— begin Input data —

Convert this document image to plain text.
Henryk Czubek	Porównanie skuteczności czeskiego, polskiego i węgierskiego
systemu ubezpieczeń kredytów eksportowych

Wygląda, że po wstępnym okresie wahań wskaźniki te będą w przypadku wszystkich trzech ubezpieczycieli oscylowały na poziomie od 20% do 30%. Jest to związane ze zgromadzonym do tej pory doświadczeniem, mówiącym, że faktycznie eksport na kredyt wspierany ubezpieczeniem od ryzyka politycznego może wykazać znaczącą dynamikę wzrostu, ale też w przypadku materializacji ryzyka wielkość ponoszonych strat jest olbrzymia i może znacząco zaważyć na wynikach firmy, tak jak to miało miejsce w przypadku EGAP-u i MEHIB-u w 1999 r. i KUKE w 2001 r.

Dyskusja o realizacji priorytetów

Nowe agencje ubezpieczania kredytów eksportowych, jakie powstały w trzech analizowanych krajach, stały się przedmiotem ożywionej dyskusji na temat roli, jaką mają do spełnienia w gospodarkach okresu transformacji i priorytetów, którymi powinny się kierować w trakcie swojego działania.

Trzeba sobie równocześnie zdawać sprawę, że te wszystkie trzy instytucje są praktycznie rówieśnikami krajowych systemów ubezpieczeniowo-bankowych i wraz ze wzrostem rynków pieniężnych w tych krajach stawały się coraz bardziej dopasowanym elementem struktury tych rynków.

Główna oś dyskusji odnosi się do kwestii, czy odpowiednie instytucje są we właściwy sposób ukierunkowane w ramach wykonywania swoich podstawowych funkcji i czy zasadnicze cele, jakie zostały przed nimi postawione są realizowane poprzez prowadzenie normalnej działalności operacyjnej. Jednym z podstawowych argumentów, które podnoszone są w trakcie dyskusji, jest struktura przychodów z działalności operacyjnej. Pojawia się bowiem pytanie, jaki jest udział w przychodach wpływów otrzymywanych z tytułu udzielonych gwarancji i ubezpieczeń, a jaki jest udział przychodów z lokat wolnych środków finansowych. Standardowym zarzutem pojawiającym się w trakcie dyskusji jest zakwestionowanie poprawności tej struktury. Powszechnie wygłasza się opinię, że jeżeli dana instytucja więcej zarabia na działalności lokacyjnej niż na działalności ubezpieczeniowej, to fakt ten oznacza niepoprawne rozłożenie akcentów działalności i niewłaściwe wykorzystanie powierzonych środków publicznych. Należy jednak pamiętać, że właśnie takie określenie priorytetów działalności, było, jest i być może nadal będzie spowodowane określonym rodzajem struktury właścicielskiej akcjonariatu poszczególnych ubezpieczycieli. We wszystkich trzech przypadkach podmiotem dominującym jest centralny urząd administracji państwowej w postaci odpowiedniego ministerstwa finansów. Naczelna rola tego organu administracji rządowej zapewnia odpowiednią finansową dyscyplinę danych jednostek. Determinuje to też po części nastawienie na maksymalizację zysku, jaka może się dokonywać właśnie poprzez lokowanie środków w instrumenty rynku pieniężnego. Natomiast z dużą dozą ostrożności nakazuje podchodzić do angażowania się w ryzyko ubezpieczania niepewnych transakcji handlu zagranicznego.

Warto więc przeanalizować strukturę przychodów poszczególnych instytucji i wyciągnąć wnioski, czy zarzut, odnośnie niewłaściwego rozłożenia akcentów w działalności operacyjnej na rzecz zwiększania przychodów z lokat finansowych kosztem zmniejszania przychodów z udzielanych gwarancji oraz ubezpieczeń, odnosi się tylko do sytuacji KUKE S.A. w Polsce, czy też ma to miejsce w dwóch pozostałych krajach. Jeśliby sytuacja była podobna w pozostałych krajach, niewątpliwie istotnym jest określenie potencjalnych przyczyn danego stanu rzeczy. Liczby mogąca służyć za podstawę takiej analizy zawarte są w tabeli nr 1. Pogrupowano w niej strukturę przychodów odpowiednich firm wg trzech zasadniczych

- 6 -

— end Input data —

> [Written exercise]
Which lines of the material contain the string "KUKE"? List each of them.

> [Response below]
Wygląda, że po wstępnym okresie wahań wskaźniki te będą w przypadku wszystkich trzech ubezpieczycieli oscylowały na poziomie od 20% do 30%. Jest to związane ze zgromadzonym do tej pory doświadczeniem, mówiącym, że faktycznie eksport na kredyt wspierany ubezpieczeniem od ryzyka politycznego może wykazać znaczącą dynamikę wzrostu, ale też w przypadku materializacji ryzyka wielkość ponoszonych strat jest olbrzymia i może znacząco zaważyć na wynikach firmy, tak jak to miało miejsce w przypadku EGAP-u i MEHIB-u w 1999 r. i KUKE w 2001 r.
Warto więc przeanalizować strukturę przychodów poszczególnych instytucji i wyciągnąć wnioski, czy zarzut, odnośnie niewłaściwego rozłożenia akcentów w działalności operacyjnej na rzecz zwiększania przychodów z lokat finansowych kosztem zmniejszania przychodów z udzielanych gwarancji oraz ubezpieczeń, odnosi się tylko do sytuacji KUKE S.A. w Polsce, czy też ma to miejsce w dwóch pozostałych krajach. Jeśliby sytuacja była podobna w pozostałych krajach, niewątpliwie istotnym jest określenie potencjalnych przyczyn danego stanu rzeczy. Liczby mogąca służyć za podstawę takiej analizy zawarte są w tabeli nr 1. Pogrupowano w niej strukturę przychodów odpowiednich firm wg trzech zasadniczych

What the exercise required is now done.